*DATA EXTRACT*
..............................
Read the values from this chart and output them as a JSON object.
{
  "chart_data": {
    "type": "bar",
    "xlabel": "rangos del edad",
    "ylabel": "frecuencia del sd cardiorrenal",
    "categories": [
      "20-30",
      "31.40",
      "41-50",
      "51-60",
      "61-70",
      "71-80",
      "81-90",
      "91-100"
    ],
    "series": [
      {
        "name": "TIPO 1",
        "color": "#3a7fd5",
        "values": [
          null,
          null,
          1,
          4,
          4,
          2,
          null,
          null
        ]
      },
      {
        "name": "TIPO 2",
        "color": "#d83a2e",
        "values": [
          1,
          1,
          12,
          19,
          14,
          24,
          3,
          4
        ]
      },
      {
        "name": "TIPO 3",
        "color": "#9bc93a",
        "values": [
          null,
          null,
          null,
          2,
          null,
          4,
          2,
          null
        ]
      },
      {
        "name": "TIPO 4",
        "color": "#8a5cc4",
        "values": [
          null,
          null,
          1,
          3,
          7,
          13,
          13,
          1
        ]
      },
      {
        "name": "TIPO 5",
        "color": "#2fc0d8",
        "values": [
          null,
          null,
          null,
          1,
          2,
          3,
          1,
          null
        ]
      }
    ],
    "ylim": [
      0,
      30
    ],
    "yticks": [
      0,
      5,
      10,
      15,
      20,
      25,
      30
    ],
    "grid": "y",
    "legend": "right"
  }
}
..............................
*WHAT IS ASKED*
Nothing may be left out: return each entry exactly as it reads.

*ANSWER TO THE EXERCISE*
Read the values from this chart and output them as a JSON object.
{
  "chart_data": {
    "type": "bar",
    "xlabel": "rangos del edad",
    "ylabel": "frecuencia del sd cardiorrenal",
    "categories": [
      "20-30",
      "31.40",
      "41-50",
      "51-60",
      "61-70",
      "71-80",
      "81-90",
      "91-100"
    ],
    "series": [
      {
        "name": "TIPO 1",
        "color": "#3a7fd5",
        "values": [
          null,
          null,
          1,
          4,
          4,
          2,
          null,
          null
        ]
      },
      {
        "name": "TIPO 2",
        "color": "#d83a2e",
        "values": [
          1,
          1,
          12,
          19,
          14,
          24,
          3,
          4
        ]
      },
      {
        "name": "TIPO 3",
        "color": "#9bc93a",
        "values": [
          null,
          null,
          null,
          2,
          null,
          4,
          2,
          null
        ]
      },
      {
        "name": "TIPO 4",
        "color": "#8a5cc4",
        "values": [
          null,
          null,
          1,
          3,
          7,
          13,
          13,
          1
        ]
      },
      {
        "name": "TIPO 5",
        "color": "#2fc0d8",
        "values": [
          null,
          null,
          null,
          1,
          2,
          3,
          1,
          null
        ]
      }
    ],
    "ylim": [
      0,
      30
    ],
    "yticks": [
      0,
      5,
      10,
      15,
      20,
      25,
      30
    ],
    "grid": "y",
    "legend": "right"
  }
}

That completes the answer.